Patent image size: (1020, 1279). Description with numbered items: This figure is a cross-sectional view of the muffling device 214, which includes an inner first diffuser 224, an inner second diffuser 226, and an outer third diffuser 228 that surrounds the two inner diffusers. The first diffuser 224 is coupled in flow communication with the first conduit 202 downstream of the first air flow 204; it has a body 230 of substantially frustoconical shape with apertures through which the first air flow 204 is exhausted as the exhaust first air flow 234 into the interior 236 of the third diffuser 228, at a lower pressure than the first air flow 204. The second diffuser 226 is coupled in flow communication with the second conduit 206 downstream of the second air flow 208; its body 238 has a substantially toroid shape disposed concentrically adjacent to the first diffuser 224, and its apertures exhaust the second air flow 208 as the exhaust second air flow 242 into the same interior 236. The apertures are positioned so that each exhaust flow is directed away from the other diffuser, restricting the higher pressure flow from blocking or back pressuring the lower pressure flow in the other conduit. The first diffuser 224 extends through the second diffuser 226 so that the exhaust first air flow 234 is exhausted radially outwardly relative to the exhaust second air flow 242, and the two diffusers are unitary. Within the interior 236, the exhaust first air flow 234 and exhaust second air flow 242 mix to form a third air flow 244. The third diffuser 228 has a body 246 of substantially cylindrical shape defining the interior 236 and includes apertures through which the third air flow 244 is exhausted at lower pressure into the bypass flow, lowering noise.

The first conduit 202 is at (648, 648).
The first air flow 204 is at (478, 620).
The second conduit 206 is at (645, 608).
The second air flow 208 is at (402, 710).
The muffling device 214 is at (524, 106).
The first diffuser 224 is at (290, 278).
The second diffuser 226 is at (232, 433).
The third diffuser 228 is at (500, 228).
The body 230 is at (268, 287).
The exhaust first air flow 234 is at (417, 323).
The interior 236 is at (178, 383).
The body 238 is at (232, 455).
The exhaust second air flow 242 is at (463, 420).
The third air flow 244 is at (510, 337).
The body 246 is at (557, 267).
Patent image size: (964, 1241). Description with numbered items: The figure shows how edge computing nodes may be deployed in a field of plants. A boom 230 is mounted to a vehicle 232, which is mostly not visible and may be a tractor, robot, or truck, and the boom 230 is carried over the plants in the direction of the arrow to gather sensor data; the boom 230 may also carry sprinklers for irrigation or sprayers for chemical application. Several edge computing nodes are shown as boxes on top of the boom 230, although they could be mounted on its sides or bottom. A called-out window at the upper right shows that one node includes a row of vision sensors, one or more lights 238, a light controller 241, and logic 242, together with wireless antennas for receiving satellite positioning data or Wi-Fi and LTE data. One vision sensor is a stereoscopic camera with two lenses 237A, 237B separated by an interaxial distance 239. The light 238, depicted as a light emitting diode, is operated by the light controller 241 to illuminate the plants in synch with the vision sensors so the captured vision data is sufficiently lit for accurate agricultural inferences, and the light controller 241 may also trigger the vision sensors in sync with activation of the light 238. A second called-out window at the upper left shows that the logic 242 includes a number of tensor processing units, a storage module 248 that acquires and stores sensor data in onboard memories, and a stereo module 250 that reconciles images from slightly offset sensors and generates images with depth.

PROBLEM DESCRIPTION:
Reproduce verbatim the lines starting at the beginning of the records and ending at the line that contains "The muffling device 214 is at (524, 106).", including both ends.

CORRECT ANSWER:
Patent image size: (1020, 1279). Description with numbered items: This figure is a cross-sectional view of the muffling device 214, which includes an inner first diffuser 224, an inner second diffuser 226, and an outer third diffuser 228 that surrounds the two inner diffusers. The first diffuser 224 is coupled in flow communication with the first conduit 202 downstream of the first air flow 204; it has a body 230 of substantially frustoconical shape with apertures through which the first air flow 204 is exhausted as the exhaust first air flow 234 into the interior 236 of the third diffuser 228, at a lower pressure than the first air flow 204. The second diffuser 226 is coupled in flow communication with the second conduit 206 downstream of the second air flow 208; its body 238 has a substantially toroid shape disposed concentrically adjacent to the first diffuser 224, and its apertures exhaust the second air flow 208 as the exhaust second air flow 242 into the same interior 236. The apertures are positioned so that each exhaust flow is directed away from the other diffuser, restricting the higher pressure flow from blocking or back pressuring the lower pressure flow in the other conduit. The first diffuser 224 extends through the second diffuser 226 so that the exhaust first air flow 234 is exhausted radially outwardly relative to the exhaust second air flow 242, and the two diffusers are unitary. Within the interior 236, the exhaust first air flow 234 and exhaust second air flow 242 mix to form a third air flow 244. The third diffuser 228 has a body 246 of substantially cylindrical shape defining the interior 236 and includes apertures through which the third air flow 244 is exhausted at lower pressure into the bypass flow, lowering noise.

The first conduit 202 is at (648, 648).
The first air flow 204 is at (478, 620).
The second conduit 206 is at (645, 608).
The second air flow 208 is at (402, 710).
The muffling device 214 is at (524, 106).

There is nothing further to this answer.